- Text block -
_____

3 Steps to Find Lead Indicators

by Stacey Barr |

Lead indicators, to some, are the holy grail of performance measures. They are mysterious, difficult to find, and yet upheld as the ideal and most treasured of performance measures or KPIs. What exactly are they, why are they valued so highly and why are they so elusive?

Lead indicators help up see the likely future of our lag indicators

Humans have an obsession with the future, and in particular, predicting it. We forecast, we model, we extrapolate. Of course, it’s little more than guessing.

Patterns from the past can give us clues about the future, but we have to make lots of assumptions about how conditions in the future will shape those historic patterns.

Lead indicators aren’t the same as forecasting or extrapolating.

We’re not using historic data about a measure to predict how that same measure might behave in the future. It’s not the same as using historic patterns in staff turnover to predict future staff turnover.

A lead indicator is a measure that suggests how another measure, the lag measure, might behave in the future.

If we want to predict future Staff Turnover we could look to other measures that have a known impact on Staff Turnover. For example, we might look to an Employee Engagement Score, or measures of new recruit satisfaction with their work or with their manager or with their coworkers.

_____

- Entries supplied -

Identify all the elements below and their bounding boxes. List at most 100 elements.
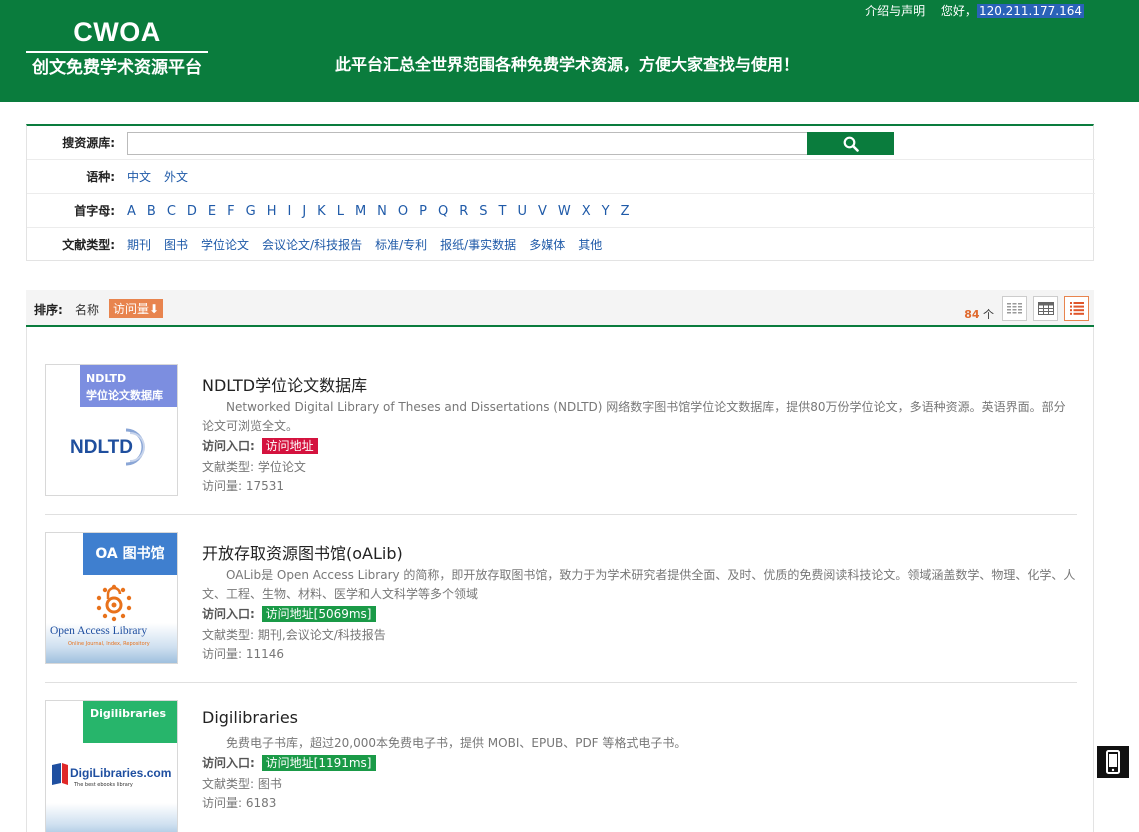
- search-input[interactable]: [127, 132, 807, 155]
- top-links: 介绍与声明 您好， 120.211.177.164: [865, 3, 1084, 19]
- doc-type-option[interactable]: 学位论文: [201, 238, 249, 252]
- letter-option[interactable]: W: [558, 204, 571, 219]
- letter-option[interactable]: T: [499, 204, 507, 219]
- resource-list: NDLTD 学位论文数据库 NDLTD NDLTD学位论文数据库 Network…: [26, 327, 1094, 832]
- digilibraries-logo-caption: The best ebooks library: [74, 782, 133, 788]
- ndltd-logo-icon: NDLTD: [70, 428, 145, 466]
- type-meta-label: 文献类型:: [202, 460, 255, 474]
- letter-option[interactable]: E: [208, 204, 216, 219]
- list-divider: [45, 682, 1077, 683]
- logo-title: CWOA: [73, 17, 161, 47]
- list-item: Digilibraries DigiLibraries.com The best…: [45, 700, 1077, 832]
- language-label: 语种:: [86, 170, 115, 184]
- table-view-button[interactable]: [1033, 296, 1058, 321]
- letter-option[interactable]: X: [582, 204, 591, 219]
- type-meta-label: 文献类型:: [202, 628, 255, 642]
- visits-label: 访问量:: [202, 479, 243, 493]
- type-meta-label: 文献类型:: [202, 777, 255, 791]
- resource-thumbnail[interactable]: NDLTD 学位论文数据库 NDLTD: [45, 364, 178, 496]
- letter-option[interactable]: R: [459, 204, 468, 219]
- user-ip: 120.211.177.164: [976, 4, 1084, 18]
- type-meta-value: 学位论文: [257, 460, 306, 474]
- resource-title[interactable]: Digilibraries: [202, 708, 298, 727]
- letter-option[interactable]: H: [267, 204, 277, 219]
- letter-option[interactable]: F: [227, 204, 234, 219]
- access-link[interactable]: 访问地址[1191ms]: [261, 755, 376, 771]
- letter-option[interactable]: Q: [438, 204, 448, 219]
- mobile-view-button[interactable]: [1097, 746, 1129, 778]
- resource-thumbnail[interactable]: OA 图书馆 Open Access Library Online Journa…: [45, 532, 178, 664]
- doc-type-option[interactable]: 图书: [164, 238, 188, 252]
- letter-option[interactable]: L: [337, 204, 344, 219]
- language-option[interactable]: 外文: [164, 170, 188, 184]
- doc-type-option[interactable]: 其他: [578, 238, 602, 252]
- list-item: NDLTD 学位论文数据库 NDLTD NDLTD学位论文数据库 Network…: [45, 364, 1077, 498]
- letter-option[interactable]: G: [246, 204, 256, 219]
- doc-type-option[interactable]: 标准/专利: [375, 238, 427, 252]
- result-count-number: 84: [964, 308, 980, 321]
- grid-view-button[interactable]: [1002, 296, 1027, 321]
- type-meta: 文献类型: 学位论文: [202, 458, 306, 475]
- site-slogan: 此平台汇总全世界范围各种免费学术资源，方便大家查找与使用！: [335, 55, 800, 74]
- thumbnail-tag-line: NDLTD: [86, 372, 127, 385]
- letter-option[interactable]: Z: [621, 204, 630, 219]
- visits-value: 6183: [245, 796, 277, 810]
- thumbnail-tag: NDLTD 学位论文数据库: [80, 365, 177, 407]
- type-meta-value: 期刊,会议论文/科技报告: [257, 628, 386, 642]
- language-row: 语种: 中文 外文: [27, 160, 1095, 194]
- letter-option[interactable]: U: [517, 204, 527, 219]
- resource-description: Networked Digital Library of Theses and …: [202, 400, 1066, 433]
- letter-option[interactable]: M: [355, 204, 366, 219]
- letter-option[interactable]: J: [302, 204, 306, 219]
- letter-option[interactable]: S: [479, 204, 487, 219]
- sort-by-visits[interactable]: 访问量⬇: [109, 299, 164, 318]
- access-label: 访问入口:: [202, 439, 255, 453]
- letter-option[interactable]: C: [167, 204, 176, 219]
- globe-backdrop: [46, 803, 177, 832]
- site-logo[interactable]: CWOA 创文免费学术资源平台: [26, 16, 208, 79]
- letter-option[interactable]: B: [147, 204, 156, 219]
- visits-value: 17531: [245, 479, 285, 493]
- language-options: 中文 外文: [127, 160, 1085, 194]
- letter-option[interactable]: O: [398, 204, 408, 219]
- letter-option[interactable]: I: [287, 204, 291, 219]
- resource-description: OALib是 Open Access Library 的简称，即开放存取图书馆，…: [202, 568, 1076, 601]
- resource-title[interactable]: NDLTD学位论文数据库: [202, 372, 367, 396]
- letter-label: 首字母:: [74, 204, 115, 218]
- letter-option[interactable]: K: [317, 204, 326, 219]
- access-label: 访问入口:: [202, 756, 255, 770]
- resource-title[interactable]: 开放存取资源图书馆(oALib): [202, 540, 403, 564]
- type-label: 文献类型:: [62, 238, 115, 252]
- language-option[interactable]: 中文: [127, 170, 151, 184]
- type-meta: 文献类型: 期刊,会议论文/科技报告: [202, 626, 386, 643]
- sort-by-name[interactable]: 名称: [75, 301, 99, 318]
- letter-option[interactable]: Y: [602, 204, 610, 219]
- access-link[interactable]: 访问地址: [261, 438, 318, 454]
- search-button[interactable]: [807, 132, 894, 155]
- letter-option[interactable]: D: [187, 204, 197, 219]
- about-link[interactable]: 介绍与声明: [865, 4, 925, 18]
- list-divider: [45, 514, 1077, 515]
- access-row: 访问入口: 访问地址: [202, 437, 318, 454]
- letter-option[interactable]: N: [377, 204, 387, 219]
- letter-option[interactable]: A: [127, 204, 136, 219]
- letter-option[interactable]: V: [538, 204, 547, 219]
- search-label: 搜资源库:: [62, 136, 115, 150]
- letter-option[interactable]: P: [419, 204, 427, 219]
- doc-type-option[interactable]: 多媒体: [529, 238, 565, 252]
- doc-type-option[interactable]: 期刊: [127, 238, 151, 252]
- search-row: 搜资源库:: [27, 126, 1095, 160]
- resource-thumbnail[interactable]: Digilibraries DigiLibraries.com The best…: [45, 700, 178, 832]
- book-icon: [52, 763, 68, 785]
- access-link[interactable]: 访问地址[5069ms]: [261, 606, 376, 622]
- oalib-logo-caption: Online Journal, Index, Repository: [68, 641, 150, 647]
- logo-subtitle: 创文免费学术资源平台: [32, 58, 202, 78]
- site-header: CWOA 创文免费学术资源平台 此平台汇总全世界范围各种免费学术资源，方便大家查…: [0, 0, 1139, 102]
- list-view-button[interactable]: [1064, 296, 1089, 321]
- result-count-unit: 个: [983, 308, 994, 321]
- doc-type-option[interactable]: 会议论文/科技报告: [262, 238, 362, 252]
- greeting-text: 您好，: [940, 4, 977, 18]
- doc-type-option[interactable]: 报纸/事实数据: [440, 238, 516, 252]
- type-options: 期刊 图书 学位论文 会议论文/科技报告 标准/专利 报纸/事实数据 多媒体 其他: [127, 228, 1085, 262]
- open-access-lock-icon: [96, 584, 132, 622]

_____

- Written tasks -
a: From the passage on lead indicators, render this sentence in Spanish: "Lead indicators aren’t the same as forecasting or extrapolating."
b: Gather every line of the listing that contains the string "best", treating uppercase and lowercase as distinct.
The passage on lead indicators and the listing have no connection to each other.

- List of solutions -
a: Los indicadores adelantados no son lo mismo que hacer pronósticos o extrapolar.

b:
- digilibraries-logo-caption: The best ebooks library: [74, 782, 133, 788]
- list-item: Digilibraries DigiLibraries.com The best…: [45, 700, 1077, 832]
- resource-thumbnail[interactable]: Digilibraries DigiLibraries.com The best…: [45, 700, 178, 832]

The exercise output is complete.